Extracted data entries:
━━━━
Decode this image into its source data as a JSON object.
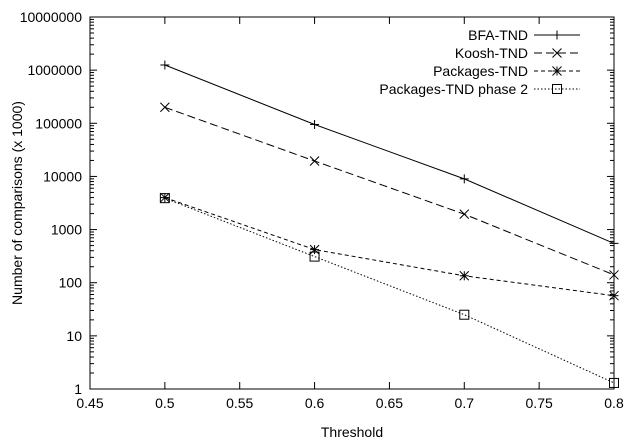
{
  "chart_data": {
    "type": "line",
    "title": "",
    "xlabel": "Threshold",
    "ylabel": "Number of comparisons (x 1000)",
    "xlim": [
      0.45,
      0.8
    ],
    "ylim": [
      1,
      10000000
    ],
    "yscale": "log",
    "grid": false,
    "legend_position": "top-right",
    "x_ticks": [
      0.45,
      0.5,
      0.55,
      0.6,
      0.65,
      0.7,
      0.75,
      0.8
    ],
    "x_tick_labels": [
      "0.45",
      "0.5",
      "0.55",
      "0.6",
      "0.65",
      "0.7",
      "0.75",
      "0.8"
    ],
    "y_ticks": [
      1,
      10,
      100,
      1000,
      10000,
      100000,
      1000000,
      10000000
    ],
    "y_tick_labels": [
      "1",
      "10",
      "100",
      "1000",
      "10000",
      "100000",
      "1000000",
      "10000000"
    ],
    "x": [
      0.5,
      0.6,
      0.7,
      0.8
    ],
    "series": [
      {
        "name": "BFA-TND",
        "values": [
          1250000,
          95000,
          9000,
          550
        ],
        "marker": "plus",
        "dash": "solid"
      },
      {
        "name": "Koosh-TND",
        "values": [
          200000,
          19500,
          1950,
          140
        ],
        "marker": "cross",
        "dash": "dashed"
      },
      {
        "name": "Packages-TND",
        "values": [
          4000,
          420,
          135,
          57
        ],
        "marker": "star",
        "dash": "short-dashed"
      },
      {
        "name": "Packages-TND phase 2",
        "values": [
          3900,
          310,
          25,
          1.3
        ],
        "marker": "square",
        "dash": "dotted"
      }
    ]
  }
}
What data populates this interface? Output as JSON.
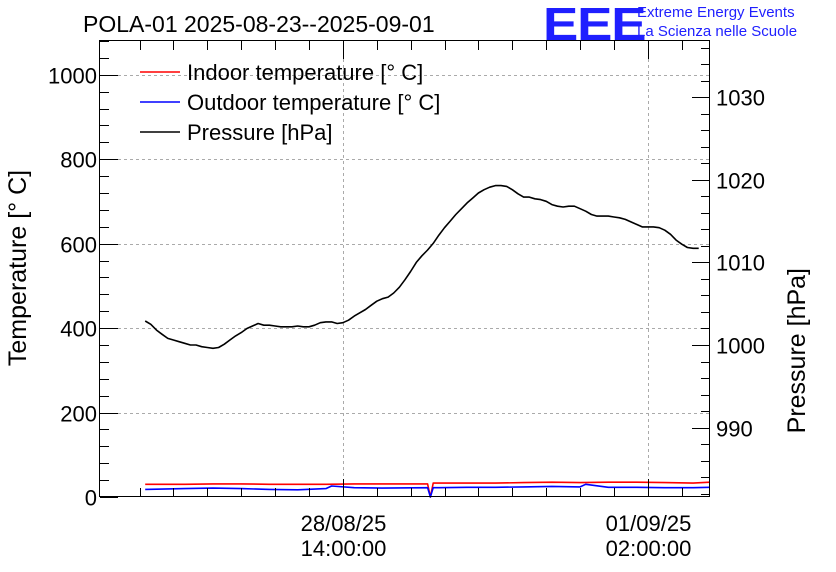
{
  "logo": {
    "mark": "EEE",
    "line1": "Extreme Energy Events",
    "line2": "La Scienza nelle Scuole"
  },
  "chart_data": {
    "type": "line",
    "title": "POLA-01 2025-08-23--2025-09-01",
    "xlabel": "",
    "ylabel": "Temperature [° C]",
    "y2label": "Pressure [hPa]",
    "ylim": [
      0,
      1080
    ],
    "y2lim": [
      981.6,
      1036.8
    ],
    "yticks": [
      0,
      200,
      400,
      600,
      800,
      1000
    ],
    "y2ticks": [
      990,
      1000,
      1010,
      1020,
      1030
    ],
    "xlim_hours": [
      0,
      216
    ],
    "xticks": [
      {
        "hours": 86,
        "line1": "28/08/25",
        "line2": "14:00:00"
      },
      {
        "hours": 194,
        "line1": "01/09/25",
        "line2": "02:00:00"
      }
    ],
    "grid": true,
    "legend_position": "top-left",
    "series": [
      {
        "name": "Indoor temperature [° C]",
        "color": "#ff0000",
        "axis": "left",
        "x": [
          16,
          30,
          40,
          50,
          60,
          70,
          80,
          90,
          100,
          116,
          117,
          118,
          120,
          130,
          140,
          150,
          160,
          170,
          180,
          190,
          200,
          210,
          216
        ],
        "values": [
          30,
          30,
          31,
          31,
          30,
          30,
          30,
          31,
          31,
          31,
          0,
          33,
          33,
          33,
          33,
          34,
          35,
          34,
          35,
          35,
          34,
          33,
          35
        ]
      },
      {
        "name": "Outdoor temperature [° C]",
        "color": "#0000ff",
        "axis": "left",
        "x": [
          16,
          30,
          40,
          50,
          60,
          70,
          80,
          82,
          90,
          100,
          116,
          117,
          118,
          120,
          130,
          140,
          150,
          160,
          170,
          172,
          180,
          190,
          200,
          210,
          216
        ],
        "values": [
          18,
          20,
          21,
          20,
          18,
          17,
          20,
          26,
          22,
          21,
          22,
          0,
          22,
          22,
          23,
          23,
          24,
          25,
          24,
          30,
          23,
          23,
          22,
          22,
          23
        ]
      },
      {
        "name": "Pressure [hPa]",
        "color": "#000000",
        "axis": "right",
        "x": [
          16,
          18,
          20,
          22,
          24,
          26,
          28,
          30,
          32,
          34,
          36,
          38,
          40,
          42,
          44,
          46,
          48,
          50,
          52,
          54,
          56,
          58,
          60,
          62,
          64,
          66,
          68,
          70,
          72,
          74,
          76,
          78,
          80,
          82,
          84,
          86,
          88,
          90,
          92,
          94,
          96,
          98,
          100,
          102,
          104,
          106,
          108,
          110,
          112,
          114,
          116,
          118,
          120,
          122,
          124,
          126,
          128,
          130,
          132,
          134,
          136,
          138,
          140,
          142,
          144,
          146,
          148,
          150,
          152,
          154,
          156,
          158,
          160,
          162,
          164,
          166,
          168,
          170,
          172,
          174,
          176,
          178,
          180,
          182,
          184,
          186,
          188,
          190,
          192,
          194,
          196,
          198,
          200,
          202,
          204,
          206,
          208,
          210,
          212
        ],
        "values": [
          1002.9,
          1002.5,
          1001.8,
          1001.3,
          1000.8,
          1000.6,
          1000.4,
          1000.2,
          1000.0,
          1000.0,
          999.8,
          999.7,
          999.6,
          999.7,
          1000.1,
          1000.6,
          1001.1,
          1001.5,
          1002.0,
          1002.3,
          1002.6,
          1002.4,
          1002.4,
          1002.3,
          1002.2,
          1002.2,
          1002.2,
          1002.3,
          1002.2,
          1002.2,
          1002.4,
          1002.7,
          1002.8,
          1002.8,
          1002.6,
          1002.7,
          1003.0,
          1003.5,
          1003.9,
          1004.3,
          1004.8,
          1005.3,
          1005.6,
          1005.8,
          1006.3,
          1007.0,
          1007.9,
          1008.9,
          1010.0,
          1010.8,
          1011.5,
          1012.3,
          1013.3,
          1014.2,
          1015.0,
          1015.8,
          1016.5,
          1017.2,
          1017.8,
          1018.4,
          1018.8,
          1019.1,
          1019.3,
          1019.3,
          1019.2,
          1018.8,
          1018.3,
          1017.9,
          1017.9,
          1017.7,
          1017.6,
          1017.4,
          1017.0,
          1016.8,
          1016.7,
          1016.8,
          1016.8,
          1016.5,
          1016.2,
          1015.8,
          1015.6,
          1015.6,
          1015.6,
          1015.5,
          1015.4,
          1015.2,
          1014.9,
          1014.6,
          1014.3,
          1014.3,
          1014.3,
          1014.2,
          1013.9,
          1013.4,
          1012.7,
          1012.2,
          1011.8,
          1011.7,
          1011.7
        ]
      }
    ]
  }
}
━━━━
## Task requirements
Look for the word "title" in every line of the listing and copy the lines that have it.

## Reply
    "title": "",
    "title": "POLA-01 2025-08-23--2025-09-01",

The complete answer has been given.